┏━━
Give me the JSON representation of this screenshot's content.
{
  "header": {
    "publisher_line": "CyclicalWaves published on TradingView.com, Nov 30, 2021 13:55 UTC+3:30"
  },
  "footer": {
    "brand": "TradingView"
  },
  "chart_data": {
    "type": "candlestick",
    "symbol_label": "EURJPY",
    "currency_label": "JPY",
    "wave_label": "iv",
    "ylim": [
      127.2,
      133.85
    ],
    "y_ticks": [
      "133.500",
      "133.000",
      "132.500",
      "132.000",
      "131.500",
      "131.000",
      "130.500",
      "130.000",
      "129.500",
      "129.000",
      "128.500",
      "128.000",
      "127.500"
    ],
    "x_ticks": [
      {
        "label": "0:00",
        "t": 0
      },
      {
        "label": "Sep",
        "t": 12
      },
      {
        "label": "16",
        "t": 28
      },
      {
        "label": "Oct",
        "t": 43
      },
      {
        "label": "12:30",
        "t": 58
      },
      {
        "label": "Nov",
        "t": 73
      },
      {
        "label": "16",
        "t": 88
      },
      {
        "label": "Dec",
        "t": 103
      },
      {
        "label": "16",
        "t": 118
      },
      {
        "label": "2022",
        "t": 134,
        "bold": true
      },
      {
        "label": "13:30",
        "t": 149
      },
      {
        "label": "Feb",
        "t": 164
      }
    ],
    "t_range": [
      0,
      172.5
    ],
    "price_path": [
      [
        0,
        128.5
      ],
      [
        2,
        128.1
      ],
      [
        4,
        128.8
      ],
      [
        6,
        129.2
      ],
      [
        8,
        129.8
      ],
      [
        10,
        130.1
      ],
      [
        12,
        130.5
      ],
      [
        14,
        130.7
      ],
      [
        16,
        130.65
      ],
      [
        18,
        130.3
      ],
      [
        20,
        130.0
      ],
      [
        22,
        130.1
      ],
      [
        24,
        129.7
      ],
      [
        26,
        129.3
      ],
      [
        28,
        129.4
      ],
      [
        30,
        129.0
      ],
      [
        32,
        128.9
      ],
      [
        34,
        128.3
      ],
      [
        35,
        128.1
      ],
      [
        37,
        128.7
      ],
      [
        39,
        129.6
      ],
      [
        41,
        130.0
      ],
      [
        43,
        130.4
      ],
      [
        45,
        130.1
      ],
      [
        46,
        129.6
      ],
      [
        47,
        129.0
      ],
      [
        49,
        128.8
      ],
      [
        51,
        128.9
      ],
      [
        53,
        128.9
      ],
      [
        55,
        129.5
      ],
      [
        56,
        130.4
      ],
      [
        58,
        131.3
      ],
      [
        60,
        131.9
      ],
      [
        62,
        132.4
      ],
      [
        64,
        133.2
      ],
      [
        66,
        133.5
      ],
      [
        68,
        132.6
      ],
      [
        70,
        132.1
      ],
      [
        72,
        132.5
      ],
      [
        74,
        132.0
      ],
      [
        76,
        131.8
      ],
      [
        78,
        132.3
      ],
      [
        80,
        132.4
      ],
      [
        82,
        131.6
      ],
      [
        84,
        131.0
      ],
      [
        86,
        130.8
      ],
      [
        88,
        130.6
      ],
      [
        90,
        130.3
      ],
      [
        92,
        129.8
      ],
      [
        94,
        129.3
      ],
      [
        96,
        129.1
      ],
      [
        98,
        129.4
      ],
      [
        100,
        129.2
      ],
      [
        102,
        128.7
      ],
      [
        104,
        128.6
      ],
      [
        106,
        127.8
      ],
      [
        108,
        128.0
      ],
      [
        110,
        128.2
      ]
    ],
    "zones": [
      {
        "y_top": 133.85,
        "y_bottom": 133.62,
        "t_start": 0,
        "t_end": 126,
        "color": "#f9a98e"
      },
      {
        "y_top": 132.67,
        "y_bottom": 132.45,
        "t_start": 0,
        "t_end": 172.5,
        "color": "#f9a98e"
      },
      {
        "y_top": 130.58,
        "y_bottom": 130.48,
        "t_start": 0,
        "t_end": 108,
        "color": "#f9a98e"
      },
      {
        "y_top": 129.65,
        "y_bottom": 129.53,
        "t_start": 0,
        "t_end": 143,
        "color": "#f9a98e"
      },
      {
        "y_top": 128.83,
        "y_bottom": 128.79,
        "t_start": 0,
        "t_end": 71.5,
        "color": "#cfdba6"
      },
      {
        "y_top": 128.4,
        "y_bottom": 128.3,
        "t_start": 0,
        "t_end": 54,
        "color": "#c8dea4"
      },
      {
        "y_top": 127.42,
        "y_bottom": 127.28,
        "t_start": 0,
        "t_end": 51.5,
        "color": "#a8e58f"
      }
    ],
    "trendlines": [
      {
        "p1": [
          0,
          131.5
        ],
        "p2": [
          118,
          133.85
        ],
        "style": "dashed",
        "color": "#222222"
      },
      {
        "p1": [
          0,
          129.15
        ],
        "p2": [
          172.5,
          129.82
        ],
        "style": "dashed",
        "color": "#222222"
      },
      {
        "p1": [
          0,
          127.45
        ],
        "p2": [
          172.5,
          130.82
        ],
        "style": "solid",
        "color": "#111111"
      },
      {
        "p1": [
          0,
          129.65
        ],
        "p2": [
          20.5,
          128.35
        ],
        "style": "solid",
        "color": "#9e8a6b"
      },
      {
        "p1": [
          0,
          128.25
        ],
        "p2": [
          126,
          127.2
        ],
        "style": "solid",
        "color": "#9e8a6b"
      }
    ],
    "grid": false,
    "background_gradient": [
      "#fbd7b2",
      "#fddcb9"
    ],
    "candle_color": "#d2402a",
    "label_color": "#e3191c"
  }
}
┗━━
[The exercise]
Transcribe the whole listing with nothing added or left out.

[Task output]
Give me the JSON representation of this screenshot's content.
{
  "header": {
    "publisher_line": "CyclicalWaves published on TradingView.com, Nov 30, 2021 13:55 UTC+3:30"
  },
  "footer": {
    "brand": "TradingView"
  },
  "chart_data": {
    "type": "candlestick",
    "symbol_label": "EURJPY",
    "currency_label": "JPY",
    "wave_label": "iv",
    "ylim": [
      127.2,
      133.85
    ],
    "y_ticks": [
      "133.500",
      "133.000",
      "132.500",
      "132.000",
      "131.500",
      "131.000",
      "130.500",
      "130.000",
      "129.500",
      "129.000",
      "128.500",
      "128.000",
      "127.500"
    ],
    "x_ticks": [
      {
        "label": "0:00",
        "t": 0
      },
      {
        "label": "Sep",
        "t": 12
      },
      {
        "label": "16",
        "t": 28
      },
      {
        "label": "Oct",
        "t": 43
      },
      {
        "label": "12:30",
        "t": 58
      },
      {
        "label": "Nov",
        "t": 73
      },
      {
        "label": "16",
        "t": 88
      },
      {
        "label": "Dec",
        "t": 103
      },
      {
        "label": "16",
        "t": 118
      },
      {
        "label": "2022",
        "t": 134,
        "bold": true
      },
      {
        "label": "13:30",
        "t": 149
      },
      {
        "label": "Feb",
        "t": 164
      }
    ],
    "t_range": [
      0,
      172.5
    ],
    "price_path": [
      [
        0,
        128.5
      ],
      [
        2,
        128.1
      ],
      [
        4,
        128.8
      ],
      [
        6,
        129.2
      ],
      [
        8,
        129.8
      ],
      [
        10,
        130.1
      ],
      [
        12,
        130.5
      ],
      [
        14,
        130.7
      ],
      [
        16,
        130.65
      ],
      [
        18,
        130.3
      ],
      [
        20,
        130.0
      ],
      [
        22,
        130.1
      ],
      [
        24,
        129.7
      ],
      [
        26,
        129.3
      ],
      [
        28,
        129.4
      ],
      [
        30,
        129.0
      ],
      [
        32,
        128.9
      ],
      [
        34,
        128.3
      ],
      [
        35,
        128.1
      ],
      [
        37,
        128.7
      ],
      [
        39,
        129.6
      ],
      [
        41,
        130.0
      ],
      [
        43,
        130.4
      ],
      [
        45,
        130.1
      ],
      [
        46,
        129.6
      ],
      [
        47,
        129.0
      ],
      [
        49,
        128.8
      ],
      [
        51,
        128.9
      ],
      [
        53,
        128.9
      ],
      [
        55,
        129.5
      ],
      [
        56,
        130.4
      ],
      [
        58,
        131.3
      ],
      [
        60,
        131.9
      ],
      [
        62,
        132.4
      ],
      [
        64,
        133.2
      ],
      [
        66,
        133.5
      ],
      [
        68,
        132.6
      ],
      [
        70,
        132.1
      ],
      [
        72,
        132.5
      ],
      [
        74,
        132.0
      ],
      [
        76,
        131.8
      ],
      [
        78,
        132.3
      ],
      [
        80,
        132.4
      ],
      [
        82,
        131.6
      ],
      [
        84,
        131.0
      ],
      [
        86,
        130.8
      ],
      [
        88,
        130.6
      ],
      [
        90,
        130.3
      ],
      [
        92,
        129.8
      ],
      [
        94,
        129.3
      ],
      [
        96,
        129.1
      ],
      [
        98,
        129.4
      ],
      [
        100,
        129.2
      ],
      [
        102,
        128.7
      ],
      [
        104,
        128.6
      ],
      [
        106,
        127.8
      ],
      [
        108,
        128.0
      ],
      [
        110,
        128.2
      ]
    ],
    "zones": [
      {
        "y_top": 133.85,
        "y_bottom": 133.62,
        "t_start": 0,
        "t_end": 126,
        "color": "#f9a98e"
      },
      {
        "y_top": 132.67,
        "y_bottom": 132.45,
        "t_start": 0,
        "t_end": 172.5,
        "color": "#f9a98e"
      },
      {
        "y_top": 130.58,
        "y_bottom": 130.48,
        "t_start": 0,
        "t_end": 108,
        "color": "#f9a98e"
      },
      {
        "y_top": 129.65,
        "y_bottom": 129.53,
        "t_start": 0,
        "t_end": 143,
        "color": "#f9a98e"
      },
      {
        "y_top": 128.83,
        "y_bottom": 128.79,
        "t_start": 0,
        "t_end": 71.5,
        "color": "#cfdba6"
      },
      {
        "y_top": 128.4,
        "y_bottom": 128.3,
        "t_start": 0,
        "t_end": 54,
        "color": "#c8dea4"
      },
      {
        "y_top": 127.42,
        "y_bottom": 127.28,
        "t_start": 0,
        "t_end": 51.5,
        "color": "#a8e58f"
      }
    ],
    "trendlines": [
      {
        "p1": [
          0,
          131.5
        ],
        "p2": [
          118,
          133.85
        ],
        "style": "dashed",
        "color": "#222222"
      },
      {
        "p1": [
          0,
          129.15
        ],
        "p2": [
          172.5,
          129.82
        ],
        "style": "dashed",
        "color": "#222222"
      },
      {
        "p1": [
          0,
          127.45
        ],
        "p2": [
          172.5,
          130.82
        ],
        "style": "solid",
        "color": "#111111"
      },
      {
        "p1": [
          0,
          129.65
        ],
        "p2": [
          20.5,
          128.35
        ],
        "style": "solid",
        "color": "#9e8a6b"
      },
      {
        "p1": [
          0,
          128.25
        ],
        "p2": [
          126,
          127.2
        ],
        "style": "solid",
        "color": "#9e8a6b"
      }
    ],
    "grid": false,
    "background_gradient": [
      "#fbd7b2",
      "#fddcb9"
    ],
    "candle_color": "#d2402a",
    "label_color": "#e3191c"
  }
}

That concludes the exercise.